Set exercise -
Every record that follows should be printed verbatim.

>> BEGIN

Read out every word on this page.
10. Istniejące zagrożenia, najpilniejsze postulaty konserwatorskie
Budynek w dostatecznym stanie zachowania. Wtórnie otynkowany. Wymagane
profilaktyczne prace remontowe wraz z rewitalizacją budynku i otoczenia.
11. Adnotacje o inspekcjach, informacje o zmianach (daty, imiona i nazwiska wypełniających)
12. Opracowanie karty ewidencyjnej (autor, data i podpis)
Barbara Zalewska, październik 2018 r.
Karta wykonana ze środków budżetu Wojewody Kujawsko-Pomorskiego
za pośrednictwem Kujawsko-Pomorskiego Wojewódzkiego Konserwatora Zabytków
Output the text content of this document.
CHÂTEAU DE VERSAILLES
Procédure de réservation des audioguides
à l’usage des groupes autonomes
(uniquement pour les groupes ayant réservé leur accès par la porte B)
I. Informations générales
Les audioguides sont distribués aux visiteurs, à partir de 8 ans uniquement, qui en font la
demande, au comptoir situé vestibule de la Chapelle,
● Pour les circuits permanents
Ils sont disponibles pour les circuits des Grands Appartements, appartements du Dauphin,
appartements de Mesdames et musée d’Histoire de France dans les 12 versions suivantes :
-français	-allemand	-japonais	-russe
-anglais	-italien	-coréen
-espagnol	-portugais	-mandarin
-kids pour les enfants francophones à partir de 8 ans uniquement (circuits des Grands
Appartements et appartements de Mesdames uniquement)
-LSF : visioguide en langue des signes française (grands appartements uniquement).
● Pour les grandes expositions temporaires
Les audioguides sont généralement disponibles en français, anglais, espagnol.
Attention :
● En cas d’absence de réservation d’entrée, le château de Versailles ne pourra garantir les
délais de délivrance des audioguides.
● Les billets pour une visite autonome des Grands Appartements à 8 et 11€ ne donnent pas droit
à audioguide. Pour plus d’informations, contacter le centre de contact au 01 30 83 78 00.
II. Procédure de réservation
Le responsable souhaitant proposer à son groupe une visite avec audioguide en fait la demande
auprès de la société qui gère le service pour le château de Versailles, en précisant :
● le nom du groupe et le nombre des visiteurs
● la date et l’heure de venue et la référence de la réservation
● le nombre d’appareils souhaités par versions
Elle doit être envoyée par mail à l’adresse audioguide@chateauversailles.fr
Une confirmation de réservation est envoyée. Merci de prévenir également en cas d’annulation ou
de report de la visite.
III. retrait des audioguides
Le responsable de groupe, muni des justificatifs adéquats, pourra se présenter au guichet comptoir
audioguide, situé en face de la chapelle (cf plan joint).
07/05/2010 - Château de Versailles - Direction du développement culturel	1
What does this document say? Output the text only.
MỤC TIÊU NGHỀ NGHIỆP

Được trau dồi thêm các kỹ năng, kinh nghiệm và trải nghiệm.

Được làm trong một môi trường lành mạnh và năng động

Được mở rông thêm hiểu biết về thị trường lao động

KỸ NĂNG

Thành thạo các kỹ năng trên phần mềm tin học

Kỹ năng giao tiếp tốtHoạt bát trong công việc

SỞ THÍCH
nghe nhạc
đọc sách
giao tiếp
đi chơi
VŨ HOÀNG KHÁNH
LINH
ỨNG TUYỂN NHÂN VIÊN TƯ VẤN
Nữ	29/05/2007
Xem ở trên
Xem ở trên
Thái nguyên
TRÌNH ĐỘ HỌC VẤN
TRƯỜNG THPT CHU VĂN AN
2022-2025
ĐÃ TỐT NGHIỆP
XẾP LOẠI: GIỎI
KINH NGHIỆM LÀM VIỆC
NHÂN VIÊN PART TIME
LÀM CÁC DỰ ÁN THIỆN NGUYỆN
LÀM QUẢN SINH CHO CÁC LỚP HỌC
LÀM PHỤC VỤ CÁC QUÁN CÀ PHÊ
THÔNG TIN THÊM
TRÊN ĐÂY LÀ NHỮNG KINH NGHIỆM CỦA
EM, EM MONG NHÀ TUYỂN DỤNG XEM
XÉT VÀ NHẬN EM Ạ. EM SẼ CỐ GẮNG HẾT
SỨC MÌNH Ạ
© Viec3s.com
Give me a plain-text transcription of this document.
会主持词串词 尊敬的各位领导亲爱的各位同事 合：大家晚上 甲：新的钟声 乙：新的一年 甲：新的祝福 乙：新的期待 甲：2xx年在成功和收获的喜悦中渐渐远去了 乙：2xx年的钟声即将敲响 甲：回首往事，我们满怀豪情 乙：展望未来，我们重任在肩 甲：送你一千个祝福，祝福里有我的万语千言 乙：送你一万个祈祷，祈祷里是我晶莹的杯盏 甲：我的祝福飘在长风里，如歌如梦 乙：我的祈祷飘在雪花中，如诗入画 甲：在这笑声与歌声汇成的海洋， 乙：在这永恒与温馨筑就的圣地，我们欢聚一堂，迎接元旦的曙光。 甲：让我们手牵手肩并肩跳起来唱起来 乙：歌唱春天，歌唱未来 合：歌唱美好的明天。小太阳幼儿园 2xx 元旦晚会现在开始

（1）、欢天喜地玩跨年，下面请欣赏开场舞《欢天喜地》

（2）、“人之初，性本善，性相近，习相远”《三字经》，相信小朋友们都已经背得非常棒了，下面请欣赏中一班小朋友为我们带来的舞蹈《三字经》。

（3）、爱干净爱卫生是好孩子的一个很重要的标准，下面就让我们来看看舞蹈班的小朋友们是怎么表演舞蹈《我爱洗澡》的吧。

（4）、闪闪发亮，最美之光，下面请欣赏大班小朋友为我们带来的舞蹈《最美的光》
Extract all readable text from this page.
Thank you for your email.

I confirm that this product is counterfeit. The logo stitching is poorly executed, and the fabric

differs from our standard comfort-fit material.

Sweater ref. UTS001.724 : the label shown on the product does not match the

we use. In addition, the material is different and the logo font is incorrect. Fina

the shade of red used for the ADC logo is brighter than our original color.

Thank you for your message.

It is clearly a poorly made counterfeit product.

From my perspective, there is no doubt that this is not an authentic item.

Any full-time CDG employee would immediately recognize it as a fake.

>> END

Output for this task -
Read out every word on this page.
10. Istniejące zagrożenia, najpilniejsze postulaty konserwatorskie
Budynek w dostatecznym stanie zachowania. Wtórnie otynkowany. Wymagane
profilaktyczne prace remontowe wraz z rewitalizacją budynku i otoczenia.
11. Adnotacje o inspekcjach, informacje o zmianach (daty, imiona i nazwiska wypełniających)
12. Opracowanie karty ewidencyjnej (autor, data i podpis)
Barbara Zalewska, październik 2018 r.
Karta wykonana ze środków budżetu Wojewody Kujawsko-Pomorskiego
za pośrednictwem Kujawsko-Pomorskiego Wojewódzkiego Konserwatora Zabytków
Output the text content of this document.
CHÂTEAU DE VERSAILLES
Procédure de réservation des audioguides
à l’usage des groupes autonomes
(uniquement pour les groupes ayant réservé leur accès par la porte B)
I. Informations générales
Les audioguides sont distribués aux visiteurs, à partir de 8 ans uniquement, qui en font la
demande, au comptoir situé vestibule de la Chapelle,
● Pour les circuits permanents
Ils sont disponibles pour les circuits des Grands Appartements, appartements du Dauphin,
appartements de Mesdames et musée d’Histoire de France dans les 12 versions suivantes :
-français	-allemand	-japonais	-russe
-anglais	-italien	-coréen
-espagnol	-portugais	-mandarin
-kids pour les enfants francophones à partir de 8 ans uniquement (circuits des Grands
Appartements et appartements de Mesdames uniquement)
-LSF : visioguide en langue des signes française (grands appartements uniquement).
● Pour les grandes expositions temporaires
Les audioguides sont généralement disponibles en français, anglais, espagnol.
Attention :
● En cas d’absence de réservation d’entrée, le château de Versailles ne pourra garantir les
délais de délivrance des audioguides.
● Les billets pour une visite autonome des Grands Appartements à 8 et 11€ ne donnent pas droit
à audioguide. Pour plus d’informations, contacter le centre de contact au 01 30 83 78 00.
II. Procédure de réservation
Le responsable souhaitant proposer à son groupe une visite avec audioguide en fait la demande
auprès de la société qui gère le service pour le château de Versailles, en précisant :
● le nom du groupe et le nombre des visiteurs
● la date et l’heure de venue et la référence de la réservation
● le nombre d’appareils souhaités par versions
Elle doit être envoyée par mail à l’adresse audioguide@chateauversailles.fr
Une confirmation de réservation est envoyée. Merci de prévenir également en cas d’annulation ou
de report de la visite.
III. retrait des audioguides
Le responsable de groupe, muni des justificatifs adéquats, pourra se présenter au guichet comptoir
audioguide, situé en face de la chapelle (cf plan joint).
07/05/2010 - Château de Versailles - Direction du développement culturel	1
What does this document say? Output the text only.
MỤC TIÊU NGHỀ NGHIỆP

Được trau dồi thêm các kỹ năng, kinh nghiệm và trải nghiệm.

Được làm trong một môi trường lành mạnh và năng động

Được mở rông thêm hiểu biết về thị trường lao động

KỸ NĂNG

Thành thạo các kỹ năng trên phần mềm tin học

Kỹ năng giao tiếp tốtHoạt bát trong công việc

SỞ THÍCH
nghe nhạc
đọc sách
giao tiếp
đi chơi
VŨ HOÀNG KHÁNH
LINH
ỨNG TUYỂN NHÂN VIÊN TƯ VẤN
Nữ	29/05/2007
Xem ở trên
Xem ở trên
Thái nguyên
TRÌNH ĐỘ HỌC VẤN
TRƯỜNG THPT CHU VĂN AN
2022-2025
ĐÃ TỐT NGHIỆP
XẾP LOẠI: GIỎI
KINH NGHIỆM LÀM VIỆC
NHÂN VIÊN PART TIME
LÀM CÁC DỰ ÁN THIỆN NGUYỆN
LÀM QUẢN SINH CHO CÁC LỚP HỌC
LÀM PHỤC VỤ CÁC QUÁN CÀ PHÊ
THÔNG TIN THÊM
TRÊN ĐÂY LÀ NHỮNG KINH NGHIỆM CỦA
EM, EM MONG NHÀ TUYỂN DỤNG XEM
XÉT VÀ NHẬN EM Ạ. EM SẼ CỐ GẮNG HẾT
SỨC MÌNH Ạ
© Viec3s.com
Give me a plain-text transcription of this document.
会主持词串词 尊敬的各位领导亲爱的各位同事 合：大家晚上 甲：新的钟声 乙：新的一年 甲：新的祝福 乙：新的期待 甲：2xx年在成功和收获的喜悦中渐渐远去了 乙：2xx年的钟声即将敲响 甲：回首往事，我们满怀豪情 乙：展望未来，我们重任在肩 甲：送你一千个祝福，祝福里有我的万语千言 乙：送你一万个祈祷，祈祷里是我晶莹的杯盏 甲：我的祝福飘在长风里，如歌如梦 乙：我的祈祷飘在雪花中，如诗入画 甲：在这笑声与歌声汇成的海洋， 乙：在这永恒与温馨筑就的圣地，我们欢聚一堂，迎接元旦的曙光。 甲：让我们手牵手肩并肩跳起来唱起来 乙：歌唱春天，歌唱未来 合：歌唱美好的明天。小太阳幼儿园 2xx 元旦晚会现在开始

（1）、欢天喜地玩跨年，下面请欣赏开场舞《欢天喜地》

（2）、“人之初，性本善，性相近，习相远”《三字经》，相信小朋友们都已经背得非常棒了，下面请欣赏中一班小朋友为我们带来的舞蹈《三字经》。

（3）、爱干净爱卫生是好孩子的一个很重要的标准，下面就让我们来看看舞蹈班的小朋友们是怎么表演舞蹈《我爱洗澡》的吧。

（4）、闪闪发亮，最美之光，下面请欣赏大班小朋友为我们带来的舞蹈《最美的光》
Extract all readable text from this page.
Thank you for your email.

I confirm that this product is counterfeit. The logo stitching is poorly executed, and the fabric

differs from our standard comfort-fit material.

Sweater ref. UTS001.724 : the label shown on the product does not match the

we use. In addition, the material is different and the logo font is incorrect. Fina

the shade of red used for the ADC logo is brighter than our original color.

Thank you for your message.

It is clearly a poorly made counterfeit product.

From my perspective, there is no doubt that this is not an authentic item.

Any full-time CDG employee would immediately recognize it as a fake.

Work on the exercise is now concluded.